WHAT TO WORK ON: Look for the word "size" in the entries below, then copy every line that has it.

Dataset records
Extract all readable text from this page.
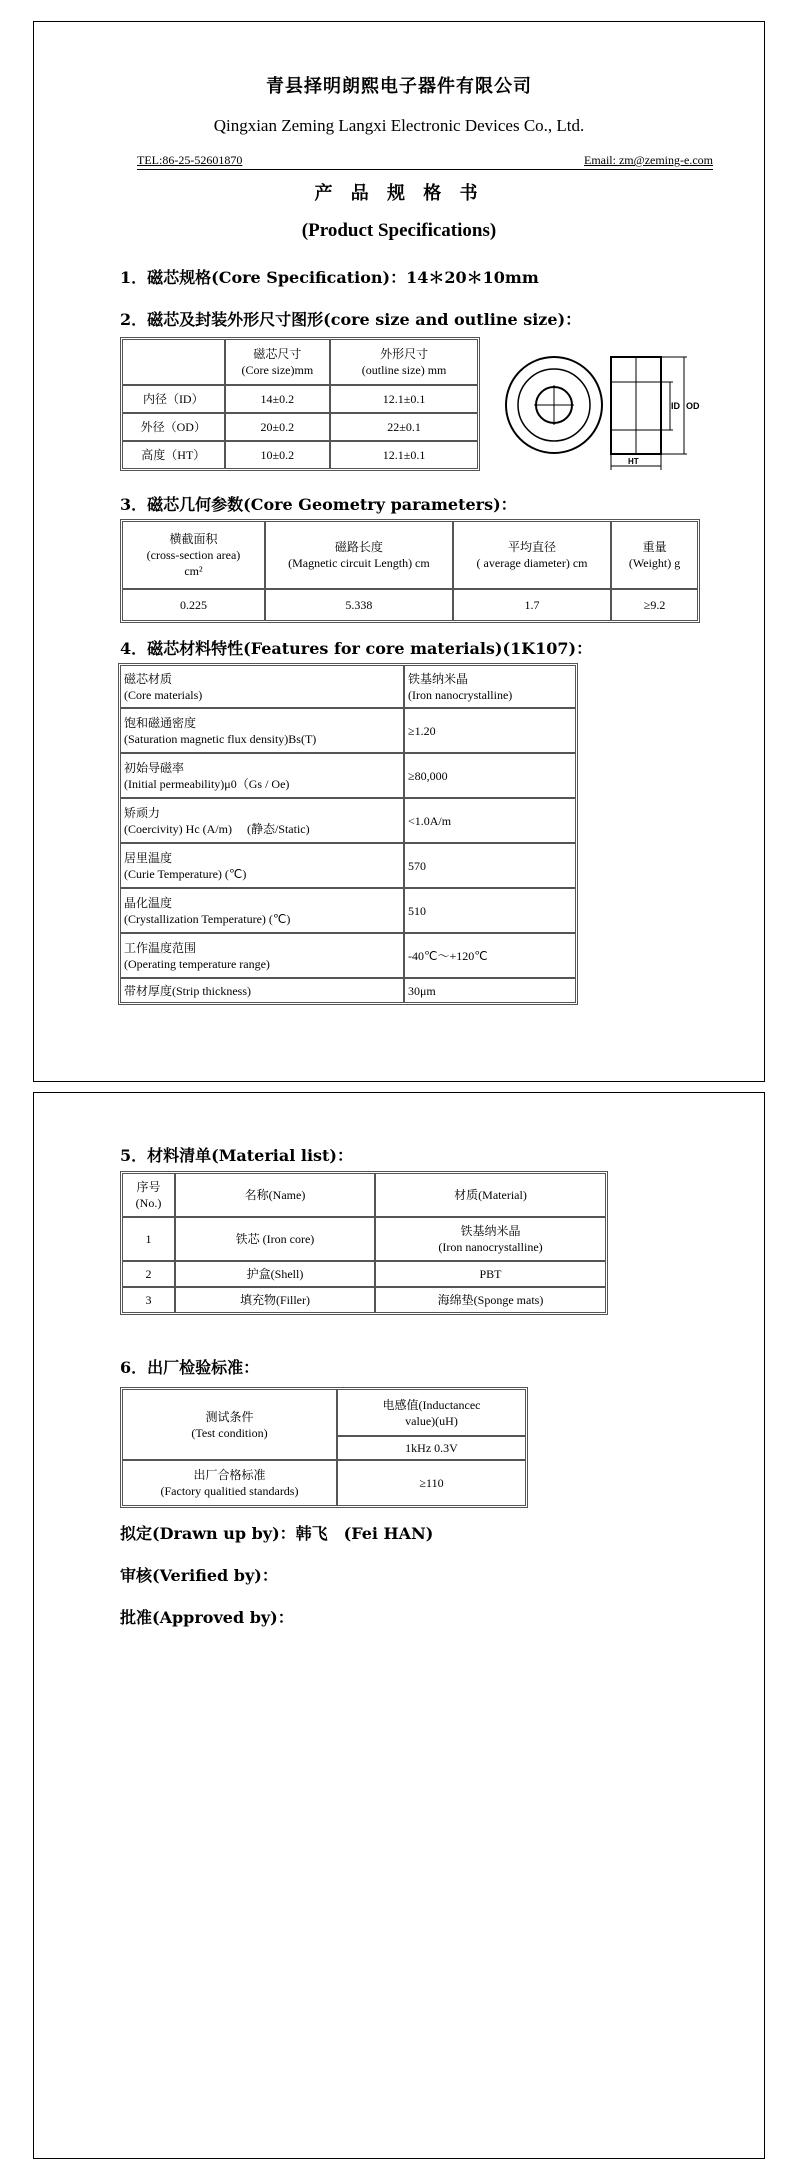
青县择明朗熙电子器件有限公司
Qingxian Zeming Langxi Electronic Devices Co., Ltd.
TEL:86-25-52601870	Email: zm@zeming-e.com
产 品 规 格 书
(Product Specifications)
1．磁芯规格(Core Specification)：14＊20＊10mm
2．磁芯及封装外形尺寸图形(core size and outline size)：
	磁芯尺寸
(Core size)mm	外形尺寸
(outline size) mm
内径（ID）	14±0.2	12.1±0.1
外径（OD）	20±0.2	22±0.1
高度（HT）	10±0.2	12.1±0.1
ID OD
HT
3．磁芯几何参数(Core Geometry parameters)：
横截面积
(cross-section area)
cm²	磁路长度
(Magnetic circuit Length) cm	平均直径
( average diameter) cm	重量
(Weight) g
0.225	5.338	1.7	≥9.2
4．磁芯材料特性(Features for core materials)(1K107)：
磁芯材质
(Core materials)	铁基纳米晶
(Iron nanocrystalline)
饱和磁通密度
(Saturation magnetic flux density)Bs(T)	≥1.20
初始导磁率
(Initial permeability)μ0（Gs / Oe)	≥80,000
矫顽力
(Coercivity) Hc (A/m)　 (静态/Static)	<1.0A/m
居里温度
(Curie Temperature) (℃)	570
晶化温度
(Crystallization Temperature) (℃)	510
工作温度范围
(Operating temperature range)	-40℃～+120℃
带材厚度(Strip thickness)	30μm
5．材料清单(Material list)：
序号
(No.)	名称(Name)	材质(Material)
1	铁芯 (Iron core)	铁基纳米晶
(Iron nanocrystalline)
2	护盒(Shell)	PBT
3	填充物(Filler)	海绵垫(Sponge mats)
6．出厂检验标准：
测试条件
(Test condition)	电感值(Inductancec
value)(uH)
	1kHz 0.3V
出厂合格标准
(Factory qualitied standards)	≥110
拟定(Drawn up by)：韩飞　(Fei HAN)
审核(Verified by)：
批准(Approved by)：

--

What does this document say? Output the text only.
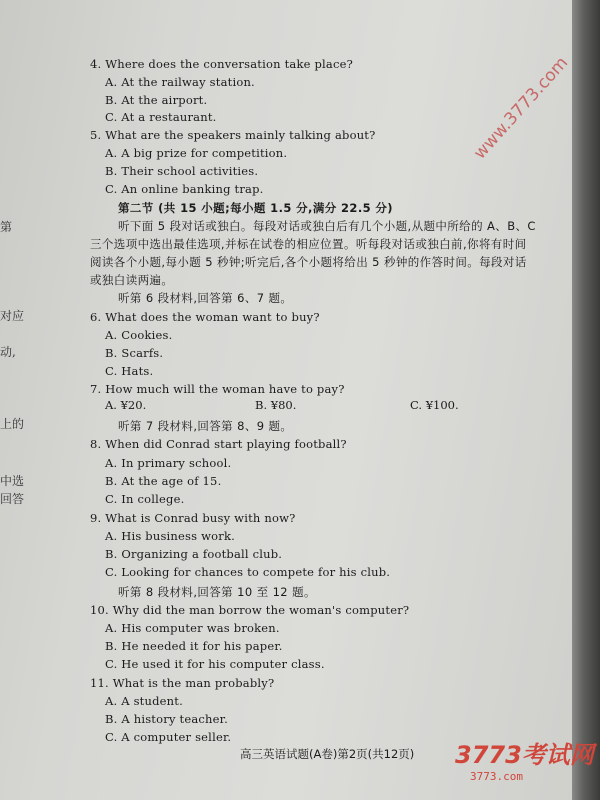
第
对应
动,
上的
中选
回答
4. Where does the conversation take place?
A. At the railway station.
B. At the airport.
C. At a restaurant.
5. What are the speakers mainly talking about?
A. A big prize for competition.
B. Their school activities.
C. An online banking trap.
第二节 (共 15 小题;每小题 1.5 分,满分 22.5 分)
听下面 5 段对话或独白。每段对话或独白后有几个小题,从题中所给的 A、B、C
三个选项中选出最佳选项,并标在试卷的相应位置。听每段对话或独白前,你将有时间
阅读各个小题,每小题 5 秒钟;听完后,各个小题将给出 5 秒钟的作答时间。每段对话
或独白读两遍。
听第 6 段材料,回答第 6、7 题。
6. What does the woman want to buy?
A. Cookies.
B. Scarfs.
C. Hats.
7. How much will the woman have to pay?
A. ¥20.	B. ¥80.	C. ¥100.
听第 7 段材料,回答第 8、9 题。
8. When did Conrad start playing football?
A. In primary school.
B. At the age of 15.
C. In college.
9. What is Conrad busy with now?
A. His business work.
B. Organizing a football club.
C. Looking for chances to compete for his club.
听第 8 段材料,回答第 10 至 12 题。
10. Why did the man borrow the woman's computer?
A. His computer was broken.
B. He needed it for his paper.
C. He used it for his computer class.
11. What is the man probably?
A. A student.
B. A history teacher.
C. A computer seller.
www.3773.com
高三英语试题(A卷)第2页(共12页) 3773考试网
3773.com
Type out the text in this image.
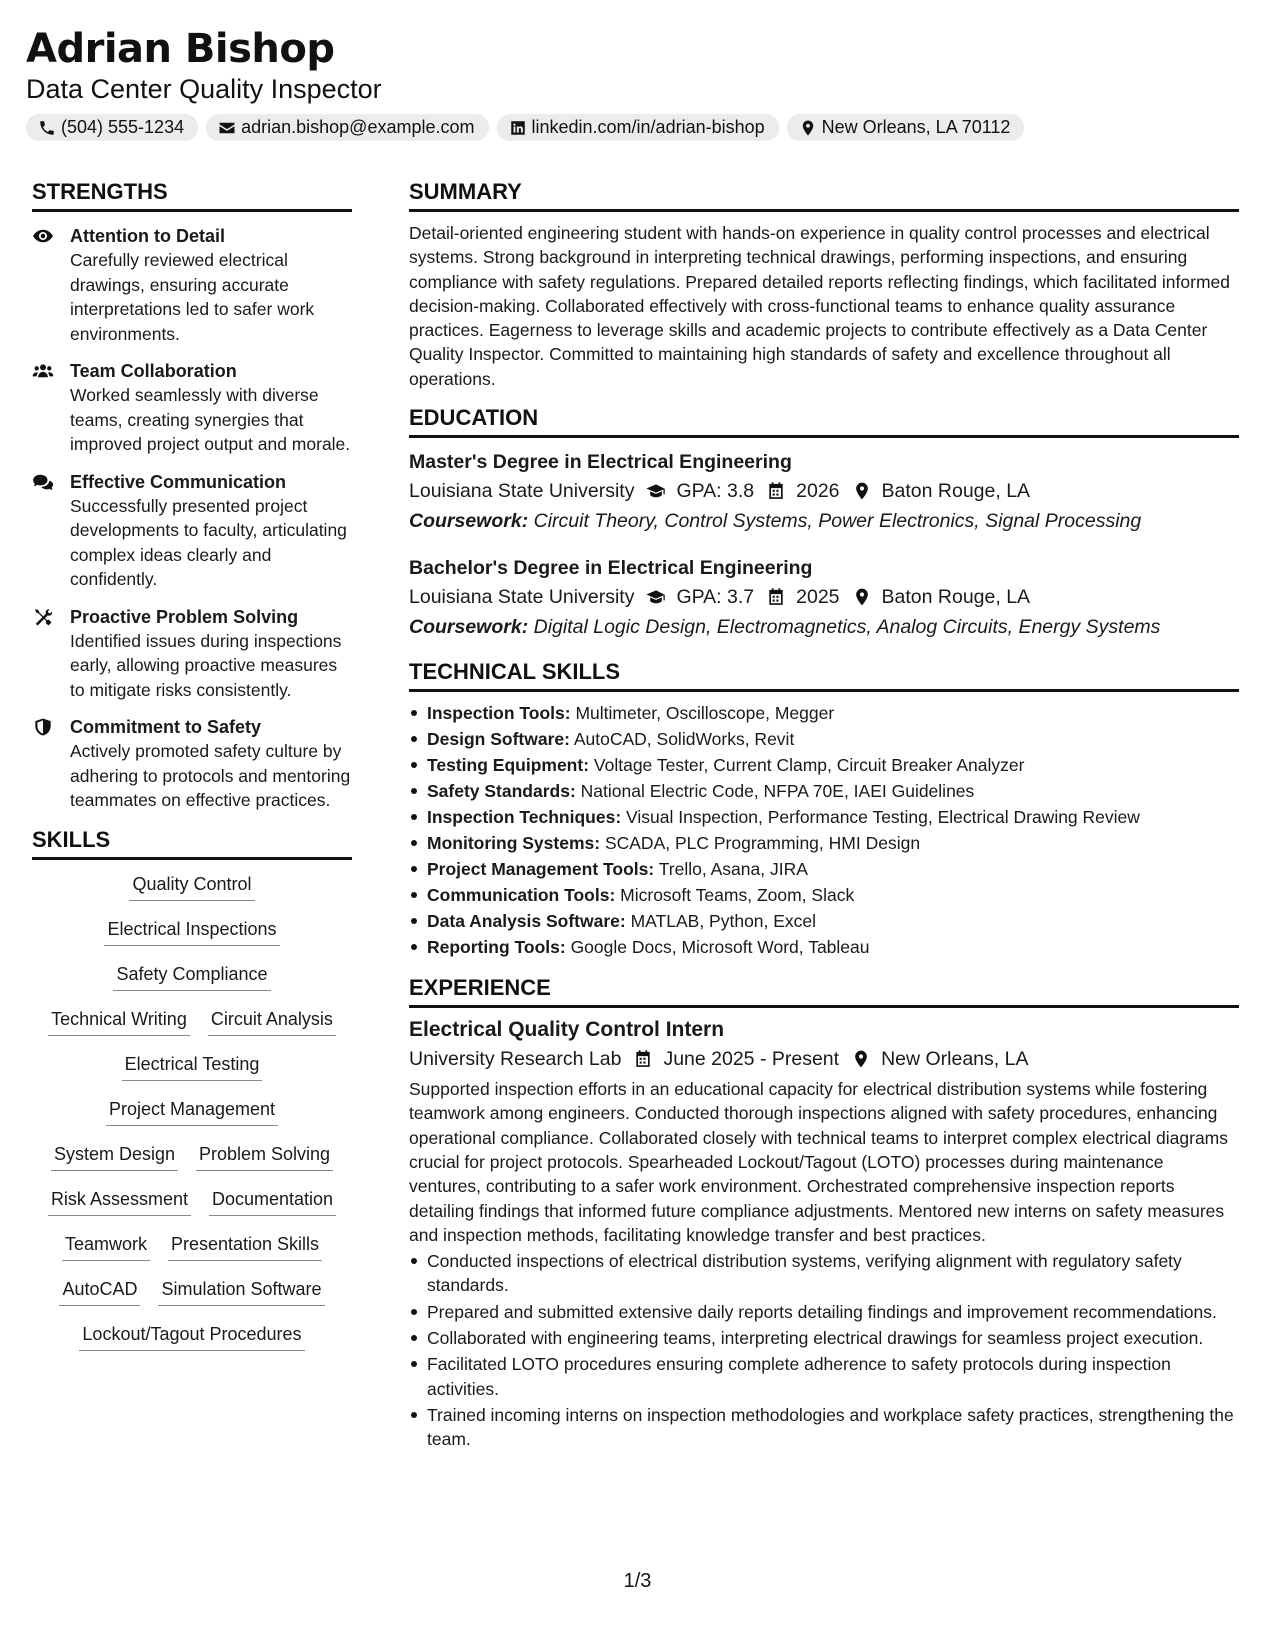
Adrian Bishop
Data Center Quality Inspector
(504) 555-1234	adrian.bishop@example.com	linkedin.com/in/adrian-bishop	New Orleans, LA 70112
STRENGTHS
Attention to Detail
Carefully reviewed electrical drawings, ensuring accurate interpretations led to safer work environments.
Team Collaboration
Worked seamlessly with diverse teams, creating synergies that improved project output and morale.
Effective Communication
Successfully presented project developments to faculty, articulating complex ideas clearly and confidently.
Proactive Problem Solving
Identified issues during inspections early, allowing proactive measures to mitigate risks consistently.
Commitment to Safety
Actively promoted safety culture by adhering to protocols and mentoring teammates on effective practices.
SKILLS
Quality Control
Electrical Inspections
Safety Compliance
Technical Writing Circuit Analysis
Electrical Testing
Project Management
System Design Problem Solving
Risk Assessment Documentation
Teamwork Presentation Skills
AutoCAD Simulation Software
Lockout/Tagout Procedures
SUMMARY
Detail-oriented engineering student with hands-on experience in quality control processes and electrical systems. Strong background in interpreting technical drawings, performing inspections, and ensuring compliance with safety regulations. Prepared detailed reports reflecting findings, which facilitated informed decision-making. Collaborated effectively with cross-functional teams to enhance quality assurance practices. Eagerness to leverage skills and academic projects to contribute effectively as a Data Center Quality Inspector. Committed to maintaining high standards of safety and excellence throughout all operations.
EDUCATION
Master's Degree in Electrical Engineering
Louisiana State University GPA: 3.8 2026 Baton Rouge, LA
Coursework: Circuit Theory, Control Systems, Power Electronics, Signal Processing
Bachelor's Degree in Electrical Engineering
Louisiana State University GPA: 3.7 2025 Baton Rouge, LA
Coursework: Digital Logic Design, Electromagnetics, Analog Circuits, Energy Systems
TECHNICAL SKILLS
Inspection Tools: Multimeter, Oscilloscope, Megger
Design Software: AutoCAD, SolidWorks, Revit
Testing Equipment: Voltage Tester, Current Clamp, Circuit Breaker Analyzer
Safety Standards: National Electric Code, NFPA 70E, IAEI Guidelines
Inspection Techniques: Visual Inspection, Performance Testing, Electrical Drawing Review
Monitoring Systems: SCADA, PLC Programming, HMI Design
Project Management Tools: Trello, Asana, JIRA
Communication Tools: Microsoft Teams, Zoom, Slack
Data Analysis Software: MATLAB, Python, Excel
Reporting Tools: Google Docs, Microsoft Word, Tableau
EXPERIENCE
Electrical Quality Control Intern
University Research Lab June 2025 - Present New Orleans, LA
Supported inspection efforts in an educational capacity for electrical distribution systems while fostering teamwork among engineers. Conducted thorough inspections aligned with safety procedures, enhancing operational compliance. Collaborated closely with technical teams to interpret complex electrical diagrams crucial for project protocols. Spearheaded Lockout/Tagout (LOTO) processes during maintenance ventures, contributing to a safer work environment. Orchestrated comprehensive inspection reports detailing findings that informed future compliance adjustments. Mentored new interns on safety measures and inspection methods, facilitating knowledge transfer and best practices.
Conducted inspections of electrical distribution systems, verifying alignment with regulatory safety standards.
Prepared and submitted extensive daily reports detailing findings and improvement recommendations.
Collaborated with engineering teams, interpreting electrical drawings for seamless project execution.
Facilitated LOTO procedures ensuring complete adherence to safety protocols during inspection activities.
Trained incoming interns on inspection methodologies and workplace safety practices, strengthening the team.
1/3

FULL RESPONSE:
2．磁芯及封装外形尺寸图形(core size and outline size)：
(Core size)mm	外形尺寸
(outline size) mm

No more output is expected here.